Passage ▸
# # # # # # #

For photolysis to take place, it is necessary to have photocatalysts suspended in water. A photocatalyst is a semiconductor capable of absorbing light and, from there, generating the charges (electrons and holes) that are necessary to dissociate water molecules (H2O) into hydrogen (H2) and oxygen (O2) though oxidation and reduction reactions. Furthermore, the material must be stable in an aqueous environment.
“Strontium titanate (SrTiO3) is one of the main semiconductor materials applied to photolysis for the production of green hydrogen, as it meets the physicochemical requirements for oxidizing and reducing the water molecule,” says Professor Renato Vitalino Gonçalves (IFSC-USP) , corresponding author of the article that reports this research in ACS Applied Energy Materials. “However, this material has some intrinsic characteristics that limit its photocatalytic potential, such as, for example, its wide bandgap of ~3.2 eV, which restricts its optical absorption to the UV region, which corresponds to only 4% of the solar spectrum”, completes the scientist. Another limitation of this material, common to all semiconductors, is the rapid recombination of electrons and holes, which prevents these charges from flowing freely and promoting oxidation and reduction reactions.
Thus, the Brazilian team, led by Professor Gonçalves, decided to modify strontium titanate to increase its efficiency in photolysis. Initially, the researchers doped the semiconductor with the transition metal molybdenum (Mo) and obtained disaggregated cubic particles with well-defined faces. The unconventional dopant was responsible for making the material capable of absorbing light in the visible region, which represents around 43% of the solar spectrum.
In a second moment, the authors of the work deposited nickel nanoparticles of around 2 nm on the surface of the particles. The result was a junction of two types of semiconductors: Mo:SrTiO3, n-type, and NiO@Ni(OH)2, p-type. “In this new configuration, the photogenerated holes are directed to the NiO@Ni(OH)2 structure, while the electrons migrate to the Mo:SrTiO3 surface, resulting in better charge separation and, consequently, a reduction in the recombination rate of electrons and holes”, explains Gonçalves.
The photocatalysts were placed in suspension in an aqueous solution with 20% methanol as a sacrificial agent – a widely used strategy to increase hydrogen production and also generate high-value by-products for the chemical industry. “When mixed with water, which oxidation is slow, this alcohol is preferentially oxidized”, says Professor Gonçalves. “Even though, the H2 is produced from the reduction of the water molecule and not as a by-product of methanol oxidation”, he adds.

# # # # # # #

Recorded information ▸

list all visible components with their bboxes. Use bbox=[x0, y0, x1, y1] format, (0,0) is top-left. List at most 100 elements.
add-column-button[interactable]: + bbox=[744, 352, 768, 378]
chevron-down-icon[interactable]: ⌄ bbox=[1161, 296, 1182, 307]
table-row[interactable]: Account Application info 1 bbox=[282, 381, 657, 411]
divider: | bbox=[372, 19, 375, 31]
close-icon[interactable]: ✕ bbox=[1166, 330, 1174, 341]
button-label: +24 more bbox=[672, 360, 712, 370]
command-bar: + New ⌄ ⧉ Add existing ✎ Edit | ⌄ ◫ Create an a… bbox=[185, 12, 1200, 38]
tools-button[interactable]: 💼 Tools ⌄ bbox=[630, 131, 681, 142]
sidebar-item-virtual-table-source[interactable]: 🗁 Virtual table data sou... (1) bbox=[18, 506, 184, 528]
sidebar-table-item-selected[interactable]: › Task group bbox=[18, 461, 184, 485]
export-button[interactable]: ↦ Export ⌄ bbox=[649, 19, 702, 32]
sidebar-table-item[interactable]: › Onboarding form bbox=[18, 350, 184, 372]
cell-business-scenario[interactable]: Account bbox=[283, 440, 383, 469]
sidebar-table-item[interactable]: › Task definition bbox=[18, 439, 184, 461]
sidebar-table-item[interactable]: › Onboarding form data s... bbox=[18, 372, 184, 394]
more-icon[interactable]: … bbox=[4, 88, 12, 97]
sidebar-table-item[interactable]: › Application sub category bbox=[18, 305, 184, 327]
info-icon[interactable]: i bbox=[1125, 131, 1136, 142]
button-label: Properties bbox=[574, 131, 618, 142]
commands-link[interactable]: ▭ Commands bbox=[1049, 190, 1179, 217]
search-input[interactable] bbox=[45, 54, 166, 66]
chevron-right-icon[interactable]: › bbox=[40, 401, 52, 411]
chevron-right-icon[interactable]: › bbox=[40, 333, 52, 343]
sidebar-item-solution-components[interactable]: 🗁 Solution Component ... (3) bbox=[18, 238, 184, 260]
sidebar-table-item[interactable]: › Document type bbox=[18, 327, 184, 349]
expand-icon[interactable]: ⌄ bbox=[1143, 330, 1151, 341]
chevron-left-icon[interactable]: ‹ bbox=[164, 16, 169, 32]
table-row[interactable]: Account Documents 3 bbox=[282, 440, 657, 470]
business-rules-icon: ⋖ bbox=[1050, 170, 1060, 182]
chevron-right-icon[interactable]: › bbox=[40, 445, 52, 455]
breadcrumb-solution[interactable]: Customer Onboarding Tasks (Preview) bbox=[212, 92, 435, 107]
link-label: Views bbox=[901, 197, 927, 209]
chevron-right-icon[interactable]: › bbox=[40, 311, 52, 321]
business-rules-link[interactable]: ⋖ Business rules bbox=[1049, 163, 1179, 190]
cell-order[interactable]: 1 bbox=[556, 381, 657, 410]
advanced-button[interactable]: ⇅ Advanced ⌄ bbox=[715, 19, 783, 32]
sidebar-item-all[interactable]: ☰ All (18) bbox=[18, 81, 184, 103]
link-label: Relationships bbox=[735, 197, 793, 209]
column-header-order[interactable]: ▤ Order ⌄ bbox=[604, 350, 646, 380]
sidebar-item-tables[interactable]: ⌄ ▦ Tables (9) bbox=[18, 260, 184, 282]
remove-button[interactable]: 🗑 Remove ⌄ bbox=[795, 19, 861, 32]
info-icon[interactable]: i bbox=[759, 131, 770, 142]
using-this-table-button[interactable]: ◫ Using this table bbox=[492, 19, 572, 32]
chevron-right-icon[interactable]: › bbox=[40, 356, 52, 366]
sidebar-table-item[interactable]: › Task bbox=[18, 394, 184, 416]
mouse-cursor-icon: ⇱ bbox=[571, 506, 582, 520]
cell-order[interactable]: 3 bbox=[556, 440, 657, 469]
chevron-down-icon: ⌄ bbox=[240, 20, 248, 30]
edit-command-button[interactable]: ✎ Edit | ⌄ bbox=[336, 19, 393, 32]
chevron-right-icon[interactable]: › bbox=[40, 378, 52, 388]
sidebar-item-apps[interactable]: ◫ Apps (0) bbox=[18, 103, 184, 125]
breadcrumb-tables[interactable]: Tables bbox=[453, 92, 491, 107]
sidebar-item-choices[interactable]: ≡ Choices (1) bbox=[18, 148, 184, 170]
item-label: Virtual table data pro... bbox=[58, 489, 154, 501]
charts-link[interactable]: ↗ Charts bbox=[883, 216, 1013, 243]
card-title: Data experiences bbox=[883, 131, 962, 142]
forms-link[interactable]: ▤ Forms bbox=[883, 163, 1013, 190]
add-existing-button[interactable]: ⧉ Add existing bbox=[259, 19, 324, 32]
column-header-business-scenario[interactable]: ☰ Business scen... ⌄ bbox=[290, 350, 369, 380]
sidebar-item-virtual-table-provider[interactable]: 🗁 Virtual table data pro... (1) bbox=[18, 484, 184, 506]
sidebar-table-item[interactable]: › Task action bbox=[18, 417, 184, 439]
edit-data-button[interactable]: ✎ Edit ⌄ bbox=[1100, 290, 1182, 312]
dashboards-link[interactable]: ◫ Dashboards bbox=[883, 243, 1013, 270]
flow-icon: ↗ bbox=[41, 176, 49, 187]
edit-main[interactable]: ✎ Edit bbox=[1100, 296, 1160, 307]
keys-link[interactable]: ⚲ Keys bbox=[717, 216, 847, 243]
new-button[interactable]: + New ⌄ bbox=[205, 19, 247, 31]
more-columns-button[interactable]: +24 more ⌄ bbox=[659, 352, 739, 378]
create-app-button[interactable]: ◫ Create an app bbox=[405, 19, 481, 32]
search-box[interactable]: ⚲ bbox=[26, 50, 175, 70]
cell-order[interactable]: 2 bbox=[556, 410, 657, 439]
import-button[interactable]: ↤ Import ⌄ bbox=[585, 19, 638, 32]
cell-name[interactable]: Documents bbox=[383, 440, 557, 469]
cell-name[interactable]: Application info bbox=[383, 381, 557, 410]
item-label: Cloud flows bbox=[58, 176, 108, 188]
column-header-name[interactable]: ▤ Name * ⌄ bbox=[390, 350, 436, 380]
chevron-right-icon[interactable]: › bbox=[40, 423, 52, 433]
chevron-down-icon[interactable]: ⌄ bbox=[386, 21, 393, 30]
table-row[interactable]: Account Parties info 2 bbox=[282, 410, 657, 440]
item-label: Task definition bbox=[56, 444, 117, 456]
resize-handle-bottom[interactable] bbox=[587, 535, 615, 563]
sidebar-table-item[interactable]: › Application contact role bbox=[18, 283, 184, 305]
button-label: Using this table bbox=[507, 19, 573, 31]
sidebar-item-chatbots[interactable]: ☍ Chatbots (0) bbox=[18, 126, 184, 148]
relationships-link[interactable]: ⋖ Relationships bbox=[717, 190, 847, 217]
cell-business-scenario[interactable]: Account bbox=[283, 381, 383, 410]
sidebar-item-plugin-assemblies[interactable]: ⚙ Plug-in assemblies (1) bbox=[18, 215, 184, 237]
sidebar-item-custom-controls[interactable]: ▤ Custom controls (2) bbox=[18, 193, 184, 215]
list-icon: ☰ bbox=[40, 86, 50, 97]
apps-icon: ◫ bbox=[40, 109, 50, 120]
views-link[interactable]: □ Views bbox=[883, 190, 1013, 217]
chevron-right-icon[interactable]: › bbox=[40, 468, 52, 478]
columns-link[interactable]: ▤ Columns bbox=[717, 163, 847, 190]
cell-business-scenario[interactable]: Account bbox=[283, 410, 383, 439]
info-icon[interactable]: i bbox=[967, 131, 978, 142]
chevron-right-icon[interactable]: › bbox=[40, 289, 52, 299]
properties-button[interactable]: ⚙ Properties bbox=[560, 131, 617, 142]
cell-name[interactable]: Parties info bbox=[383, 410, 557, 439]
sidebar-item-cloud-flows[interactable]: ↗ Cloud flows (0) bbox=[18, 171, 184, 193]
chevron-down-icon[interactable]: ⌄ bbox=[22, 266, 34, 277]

# # # # # # #

Assignment A ▸
Please extract from the passage on strontium titanate, from "For photolysis to" up to and including "an aqueous environment.".
Assignment B ▸
Answer these questions from the passage on strontium titanate, one answer per line, marked the same way:
(i) What bandgap does strontium titanate have?
(ii) Which transition metal was used to dope the semiconductor?
(iii) What percentage of methanol did the aqueous solution contain?
Assignment C ▸
In the passage on strontium titanate, list every chemical formula or symbol that appears in parentheses directly after the name of a substance, along with that name.

Answer space A ▸
For photolysis to take place, it is necessary to have photocatalysts suspended in water. A photocatalyst is a semiconductor capable of absorbing light and, from there, generating the charges (electrons and holes) that are necessary to dissociate water molecules (H2O) into hydrogen (H2) and oxygen (O2) though oxidation and reduction reactions. Furthermore, the material must be stable in an aqueous environment.

Answer space B ▸
(i) About 3.2 eV
(ii) Molybdenum (Mo)
(iii) 20%

Answer space C ▸
water molecules (H2O)
hydrogen (H2)
oxygen (O2)
strontium titanate (SrTiO3)
molybdenum (Mo)